[TASK TO COMPLETE]: Show every line in the records below that contains the word "Cour".

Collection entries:
————

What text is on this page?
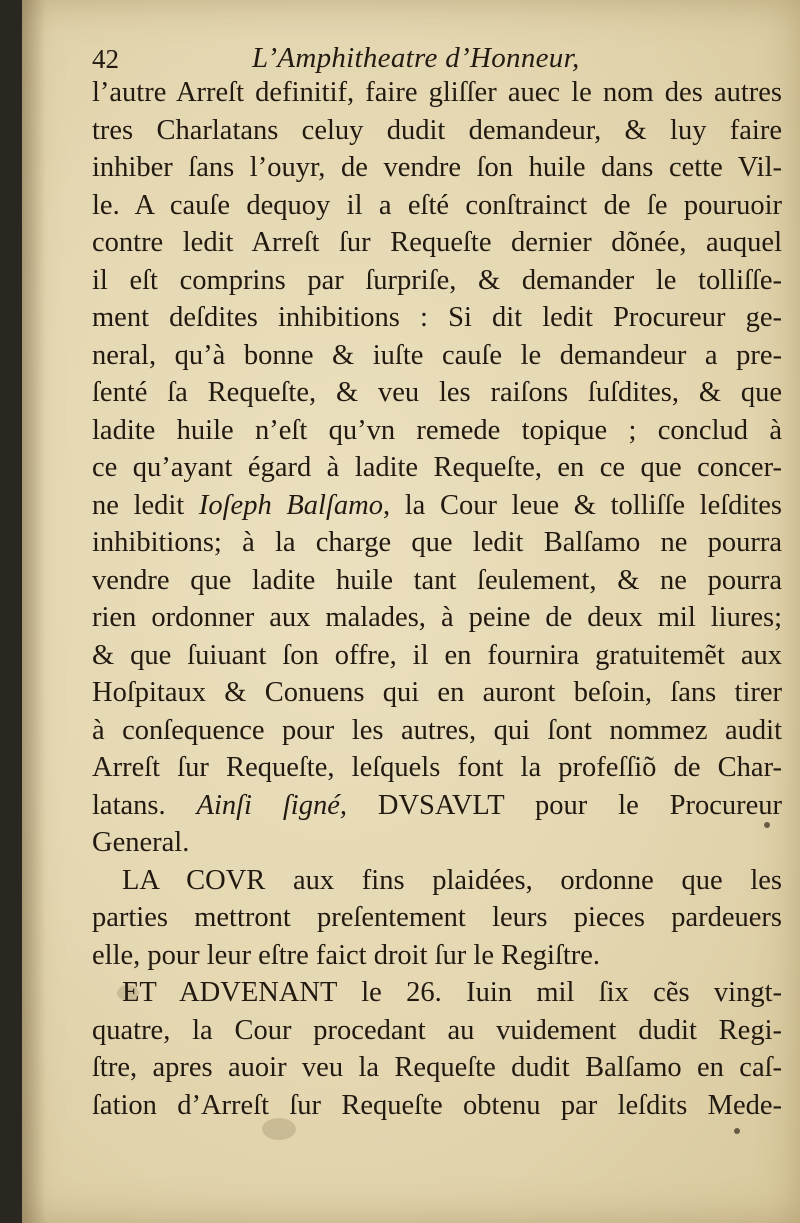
42	L’Amphitheatre d’Honneur,
l’autre Arreſt definitif, faire gliſſer auec le nom des autres
tres Charlatans celuy dudit demandeur, & luy faire
inhiber ſans l’ouyr, de vendre ſon huile dans cette Vil-
le. A cauſe dequoy il a eſté conſtrainct de ſe pouruoir
contre ledit Arreſt ſur Requeſte dernier dõnée, auquel
il eſt comprins par ſurpriſe, & demander le tolliſſe-
ment deſdites inhibitions : Si dit ledit Procureur ge-
neral, qu’à bonne & iuſte cauſe le demandeur a pre-
ſenté ſa Requeſte, & veu les raiſons ſuſdites, & que
ladite huile n’eſt qu’vn remede topique ; conclud à
ce qu’ayant égard à ladite Requeſte, en ce que concer-
ne ledit Ioſeph Balſamo, la Cour leue & tolliſſe leſdites
inhibitions; à la charge que ledit Balſamo ne pourra
vendre que ladite huile tant ſeulement, & ne pourra
rien ordonner aux malades, à peine de deux mil liures;
& que ſuiuant ſon offre, il en fournira gratuitemẽt aux
Hoſpitaux & Conuens qui en auront beſoin, ſans tirer
à conſequence pour les autres, qui ſont nommez audit
Arreſt ſur Requeſte, leſquels font la profeſſiõ de Char-
latans. Ainſi ſigné, DVSAVLT pour le Procureur
General.
LA COVR aux fins plaidées, ordonne que les
parties mettront preſentement leurs pieces pardeuers
elle, pour leur eſtre faict droit ſur le Regiſtre.
ET ADVENANT le 26. Iuin mil ſix cẽs vingt-
quatre, la Cour procedant au vuidement dudit Regi-
ſtre, apres auoir veu la Requeſte dudit Balſamo en caſ-
ſation d’Arreſt ſur Requeſte obtenu par leſdits Mede-
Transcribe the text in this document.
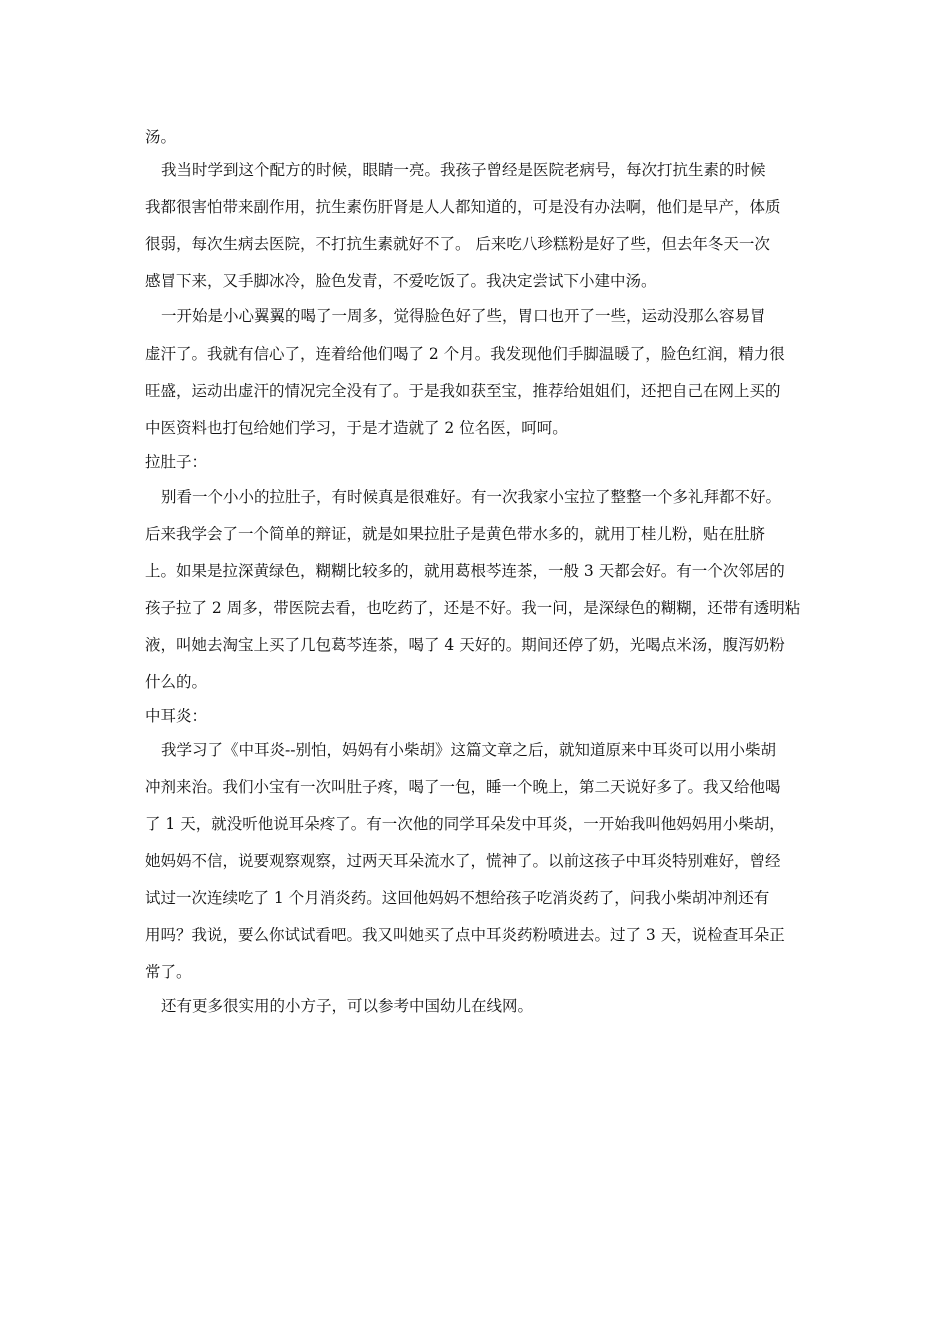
汤。
我当时学到这个配方的时候，眼睛一亮。我孩子曾经是医院老病号，每次打抗生素的时候
我都很害怕带来副作用，抗生素伤肝肾是人人都知道的，可是没有办法啊，他们是早产，体质
很弱，每次生病去医院，不打抗生素就好不了。 后来吃八珍糕粉是好了些，但去年冬天一次
感冒下来，又手脚冰冷，脸色发青，不爱吃饭了。我决定尝试下小建中汤。
一开始是小心翼翼的喝了一周多，觉得脸色好了些，胃口也开了一些，运动没那么容易冒
虚汗了。我就有信心了，连着给他们喝了 2 个月。我发现他们手脚温暖了，脸色红润，精力很
旺盛，运动出虚汗的情况完全没有了。于是我如获至宝，推荐给姐姐们，还把自己在网上买的
中医资料也打包给她们学习，于是才造就了 2 位名医，呵呵。
拉肚子：
别看一个小小的拉肚子，有时候真是很难好。有一次我家小宝拉了整整一个多礼拜都不好。
后来我学会了一个简单的辩证，就是如果拉肚子是黄色带水多的，就用丁桂儿粉，贴在肚脐
上。如果是拉深黄绿色，糊糊比较多的，就用葛根芩连茶，一般 3 天都会好。有一个次邻居的
孩子拉了 2 周多，带医院去看，也吃药了，还是不好。我一问，是深绿色的糊糊，还带有透明粘
液，叫她去淘宝上买了几包葛芩连茶，喝了 4 天好的。期间还停了奶，光喝点米汤，腹泻奶粉
什么的。
中耳炎：
我学习了《中耳炎--别怕，妈妈有小柴胡》这篇文章之后，就知道原来中耳炎可以用小柴胡
冲剂来治。我们小宝有一次叫肚子疼，喝了一包，睡一个晚上，第二天说好多了。我又给他喝
了 1 天，就没听他说耳朵疼了。有一次他的同学耳朵发中耳炎，一开始我叫他妈妈用小柴胡，
她妈妈不信，说要观察观察，过两天耳朵流水了，慌神了。以前这孩子中耳炎特别难好，曾经
试过一次连续吃了 1 个月消炎药。这回他妈妈不想给孩子吃消炎药了，问我小柴胡冲剂还有
用吗？我说，要么你试试看吧。我又叫她买了点中耳炎药粉喷进去。过了 3 天，说检查耳朵正
常了。
还有更多很实用的小方子，可以参考中国幼儿在线网。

————

[WRITTEN ANSWER]:
ne ledit Ioſeph Balſamo, la Cour leue & tolliſſe leſdites
quatre, la Cour procedant au vuidement dudit Regi-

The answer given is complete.